• _JOB_: What number of lines hold the word "image"? State that number and nothing besides.

Records about charts and figures:
===

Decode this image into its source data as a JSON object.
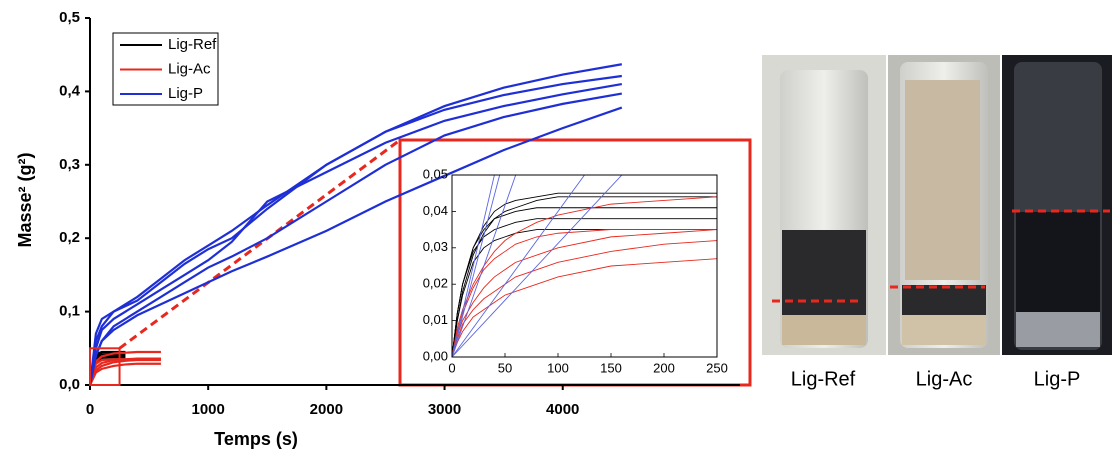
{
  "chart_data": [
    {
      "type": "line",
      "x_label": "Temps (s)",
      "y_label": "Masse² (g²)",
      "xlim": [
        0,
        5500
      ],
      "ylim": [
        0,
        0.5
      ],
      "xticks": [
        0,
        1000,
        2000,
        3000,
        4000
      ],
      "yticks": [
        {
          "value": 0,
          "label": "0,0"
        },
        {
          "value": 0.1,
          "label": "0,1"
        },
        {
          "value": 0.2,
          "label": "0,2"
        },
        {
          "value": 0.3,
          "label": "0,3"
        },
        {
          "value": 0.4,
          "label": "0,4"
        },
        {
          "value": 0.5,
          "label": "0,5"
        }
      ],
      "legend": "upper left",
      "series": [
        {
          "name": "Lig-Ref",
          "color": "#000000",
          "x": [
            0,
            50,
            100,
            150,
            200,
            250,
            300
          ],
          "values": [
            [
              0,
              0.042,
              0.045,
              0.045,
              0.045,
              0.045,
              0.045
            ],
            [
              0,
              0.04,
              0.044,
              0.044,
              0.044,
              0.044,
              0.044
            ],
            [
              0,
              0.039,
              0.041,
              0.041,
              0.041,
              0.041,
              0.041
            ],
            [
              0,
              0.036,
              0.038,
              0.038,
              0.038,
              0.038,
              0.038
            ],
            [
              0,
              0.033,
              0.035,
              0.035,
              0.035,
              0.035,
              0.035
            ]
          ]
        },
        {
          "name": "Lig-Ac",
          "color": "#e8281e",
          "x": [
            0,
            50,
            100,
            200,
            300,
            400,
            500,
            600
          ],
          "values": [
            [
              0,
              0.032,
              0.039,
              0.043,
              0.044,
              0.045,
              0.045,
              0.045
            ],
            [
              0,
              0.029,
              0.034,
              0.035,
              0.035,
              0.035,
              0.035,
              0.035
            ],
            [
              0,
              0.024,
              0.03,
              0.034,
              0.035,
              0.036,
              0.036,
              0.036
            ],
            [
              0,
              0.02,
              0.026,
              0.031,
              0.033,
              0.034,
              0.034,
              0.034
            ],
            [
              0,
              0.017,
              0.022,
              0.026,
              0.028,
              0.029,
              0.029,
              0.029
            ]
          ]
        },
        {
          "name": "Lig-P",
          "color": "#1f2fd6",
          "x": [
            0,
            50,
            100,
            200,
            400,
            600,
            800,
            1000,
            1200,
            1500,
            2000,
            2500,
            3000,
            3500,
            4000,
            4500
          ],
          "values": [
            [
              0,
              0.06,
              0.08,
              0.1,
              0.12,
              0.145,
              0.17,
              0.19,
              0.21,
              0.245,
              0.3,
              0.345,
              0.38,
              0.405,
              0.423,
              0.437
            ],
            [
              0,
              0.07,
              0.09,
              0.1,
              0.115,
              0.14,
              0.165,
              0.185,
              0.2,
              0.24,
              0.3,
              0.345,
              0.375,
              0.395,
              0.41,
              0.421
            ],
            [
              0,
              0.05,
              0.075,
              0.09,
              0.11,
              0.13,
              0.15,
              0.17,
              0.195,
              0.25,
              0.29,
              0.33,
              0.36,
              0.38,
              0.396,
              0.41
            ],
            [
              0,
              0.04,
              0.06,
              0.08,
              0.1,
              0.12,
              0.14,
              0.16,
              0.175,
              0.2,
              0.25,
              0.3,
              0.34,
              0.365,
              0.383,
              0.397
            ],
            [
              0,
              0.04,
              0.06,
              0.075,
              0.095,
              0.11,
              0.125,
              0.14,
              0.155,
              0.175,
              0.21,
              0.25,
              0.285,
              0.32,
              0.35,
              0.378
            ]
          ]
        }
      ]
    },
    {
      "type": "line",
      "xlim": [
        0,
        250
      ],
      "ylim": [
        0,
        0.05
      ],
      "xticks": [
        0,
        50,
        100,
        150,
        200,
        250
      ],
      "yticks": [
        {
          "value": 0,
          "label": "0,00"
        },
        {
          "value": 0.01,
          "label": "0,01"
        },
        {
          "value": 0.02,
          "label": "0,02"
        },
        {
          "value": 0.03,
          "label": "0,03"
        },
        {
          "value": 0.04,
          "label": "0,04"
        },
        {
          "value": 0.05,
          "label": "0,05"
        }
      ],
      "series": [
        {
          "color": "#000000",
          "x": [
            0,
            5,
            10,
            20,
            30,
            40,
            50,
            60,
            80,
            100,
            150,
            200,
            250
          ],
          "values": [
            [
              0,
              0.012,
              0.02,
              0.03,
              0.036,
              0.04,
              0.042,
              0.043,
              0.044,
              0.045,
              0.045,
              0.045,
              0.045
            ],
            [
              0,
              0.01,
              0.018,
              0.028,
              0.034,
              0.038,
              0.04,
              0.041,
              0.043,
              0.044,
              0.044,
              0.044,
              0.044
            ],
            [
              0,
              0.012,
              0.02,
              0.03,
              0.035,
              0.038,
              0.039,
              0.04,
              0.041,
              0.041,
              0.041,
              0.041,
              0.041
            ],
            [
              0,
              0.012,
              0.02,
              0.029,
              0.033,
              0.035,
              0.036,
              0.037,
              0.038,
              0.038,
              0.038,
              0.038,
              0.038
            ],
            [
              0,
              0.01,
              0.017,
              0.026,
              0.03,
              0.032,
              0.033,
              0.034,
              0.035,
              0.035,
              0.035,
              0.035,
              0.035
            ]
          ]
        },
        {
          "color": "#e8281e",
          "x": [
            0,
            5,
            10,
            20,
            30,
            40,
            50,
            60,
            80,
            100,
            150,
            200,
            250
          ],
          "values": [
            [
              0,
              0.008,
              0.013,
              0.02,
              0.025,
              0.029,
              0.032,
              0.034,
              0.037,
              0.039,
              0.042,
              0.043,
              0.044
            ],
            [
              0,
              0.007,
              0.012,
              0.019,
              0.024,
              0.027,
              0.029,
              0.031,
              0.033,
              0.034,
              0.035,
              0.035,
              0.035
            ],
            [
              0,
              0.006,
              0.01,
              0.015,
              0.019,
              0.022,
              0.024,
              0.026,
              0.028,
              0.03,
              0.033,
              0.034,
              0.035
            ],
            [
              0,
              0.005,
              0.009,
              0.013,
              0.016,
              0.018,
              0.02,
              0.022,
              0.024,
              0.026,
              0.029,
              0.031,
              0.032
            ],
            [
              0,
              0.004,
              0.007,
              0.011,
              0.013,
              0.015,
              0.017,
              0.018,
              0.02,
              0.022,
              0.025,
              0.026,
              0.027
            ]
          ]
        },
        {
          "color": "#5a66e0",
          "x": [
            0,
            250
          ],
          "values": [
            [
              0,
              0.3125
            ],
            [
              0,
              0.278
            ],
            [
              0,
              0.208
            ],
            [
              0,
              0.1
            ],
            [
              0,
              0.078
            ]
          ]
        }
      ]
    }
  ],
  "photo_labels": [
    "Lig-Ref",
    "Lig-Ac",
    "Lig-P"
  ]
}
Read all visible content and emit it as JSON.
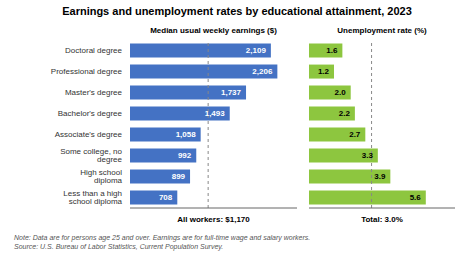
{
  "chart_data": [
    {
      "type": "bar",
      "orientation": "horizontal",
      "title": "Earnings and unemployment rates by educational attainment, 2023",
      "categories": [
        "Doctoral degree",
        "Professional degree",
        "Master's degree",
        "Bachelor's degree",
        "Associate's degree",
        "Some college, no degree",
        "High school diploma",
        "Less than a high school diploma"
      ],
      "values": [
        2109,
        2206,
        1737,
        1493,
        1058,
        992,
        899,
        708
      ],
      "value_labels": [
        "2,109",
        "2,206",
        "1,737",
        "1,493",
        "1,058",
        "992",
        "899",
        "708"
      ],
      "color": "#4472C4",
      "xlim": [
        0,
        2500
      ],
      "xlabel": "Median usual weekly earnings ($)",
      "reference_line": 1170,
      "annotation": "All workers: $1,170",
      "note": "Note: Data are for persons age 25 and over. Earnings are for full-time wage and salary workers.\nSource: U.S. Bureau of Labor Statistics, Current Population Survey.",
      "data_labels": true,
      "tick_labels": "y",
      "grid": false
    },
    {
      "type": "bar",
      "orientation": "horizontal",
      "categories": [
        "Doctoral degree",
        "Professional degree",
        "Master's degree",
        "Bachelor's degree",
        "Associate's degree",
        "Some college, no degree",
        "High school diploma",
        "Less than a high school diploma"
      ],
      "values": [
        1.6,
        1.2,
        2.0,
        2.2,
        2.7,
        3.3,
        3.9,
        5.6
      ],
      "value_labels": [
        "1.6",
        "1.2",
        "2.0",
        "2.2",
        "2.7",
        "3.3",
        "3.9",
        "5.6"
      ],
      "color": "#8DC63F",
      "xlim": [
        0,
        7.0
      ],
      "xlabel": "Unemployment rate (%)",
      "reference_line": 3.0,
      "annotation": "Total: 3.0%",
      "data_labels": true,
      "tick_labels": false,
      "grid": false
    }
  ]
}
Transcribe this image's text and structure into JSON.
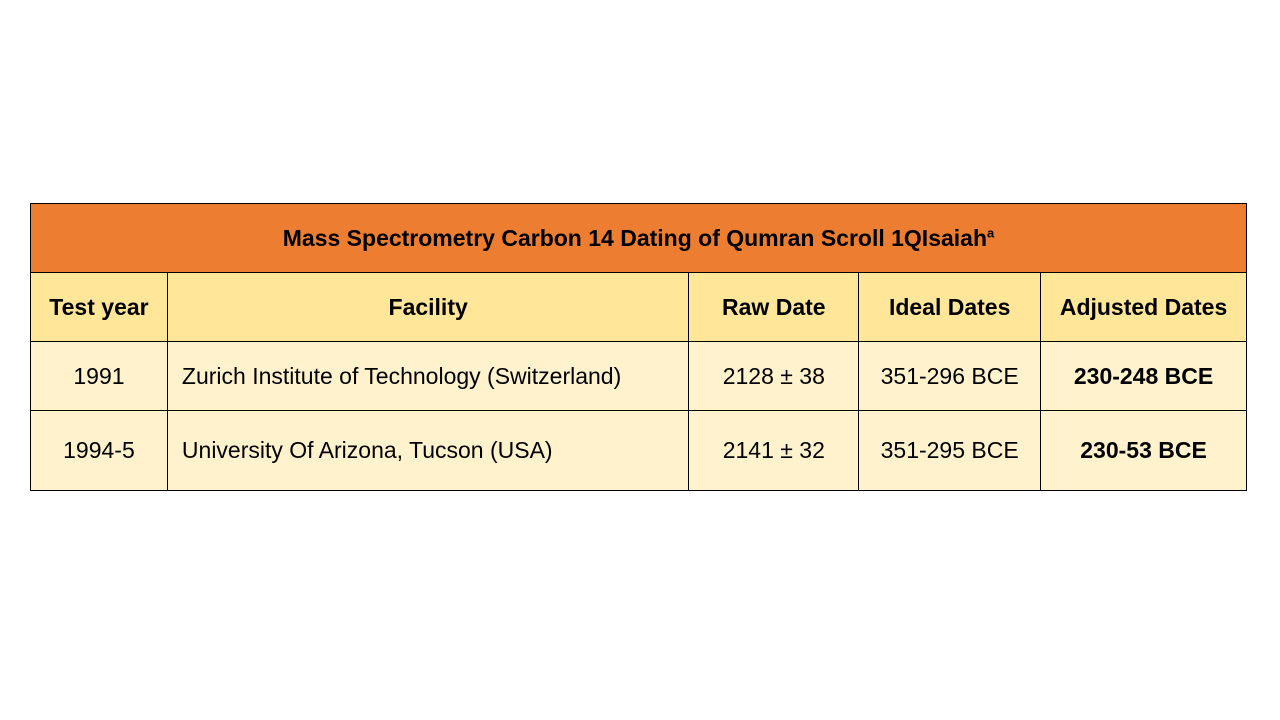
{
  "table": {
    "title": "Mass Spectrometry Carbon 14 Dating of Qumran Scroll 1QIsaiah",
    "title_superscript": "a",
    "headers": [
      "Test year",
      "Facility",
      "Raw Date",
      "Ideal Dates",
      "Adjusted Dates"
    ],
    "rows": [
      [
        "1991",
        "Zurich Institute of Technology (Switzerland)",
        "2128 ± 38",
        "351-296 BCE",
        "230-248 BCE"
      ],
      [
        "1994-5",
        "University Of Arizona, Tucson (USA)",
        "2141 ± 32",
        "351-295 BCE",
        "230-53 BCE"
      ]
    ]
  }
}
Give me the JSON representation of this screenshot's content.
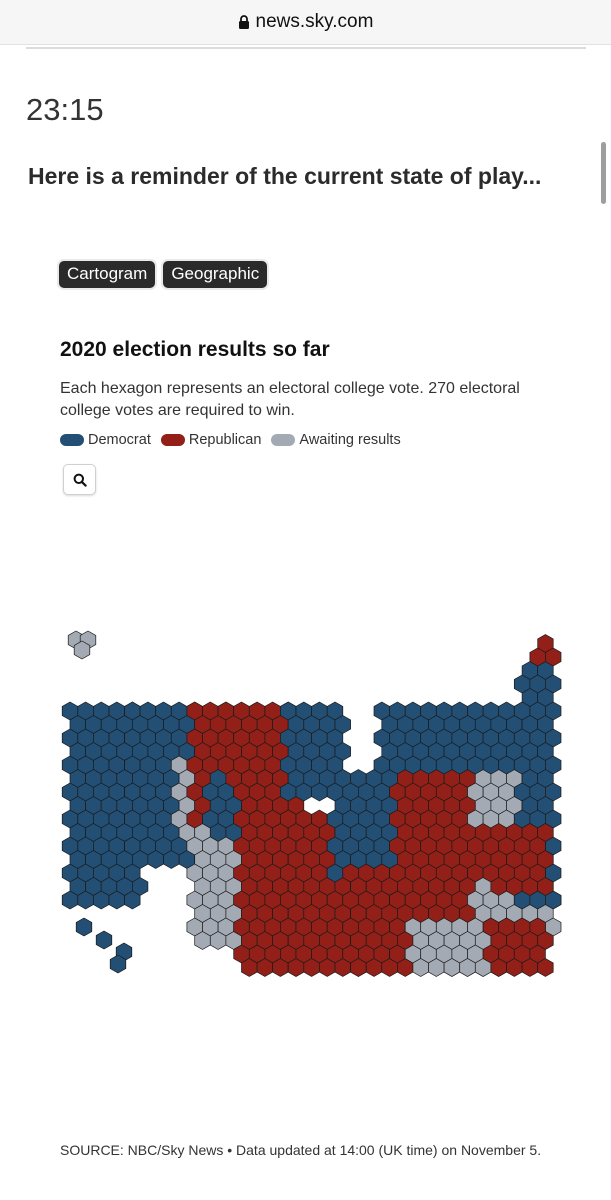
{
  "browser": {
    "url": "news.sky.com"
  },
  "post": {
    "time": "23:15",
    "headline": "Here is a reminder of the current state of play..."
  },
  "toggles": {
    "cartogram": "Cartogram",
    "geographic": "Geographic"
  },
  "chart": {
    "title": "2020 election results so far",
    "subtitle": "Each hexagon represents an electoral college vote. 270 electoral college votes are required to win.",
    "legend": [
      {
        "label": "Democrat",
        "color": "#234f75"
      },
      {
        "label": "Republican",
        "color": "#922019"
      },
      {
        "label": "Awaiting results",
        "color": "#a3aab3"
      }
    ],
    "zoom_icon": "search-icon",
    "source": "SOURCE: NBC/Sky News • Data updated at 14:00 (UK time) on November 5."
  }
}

===

• _OUTPUT FOR THIS EXERCISE_: 2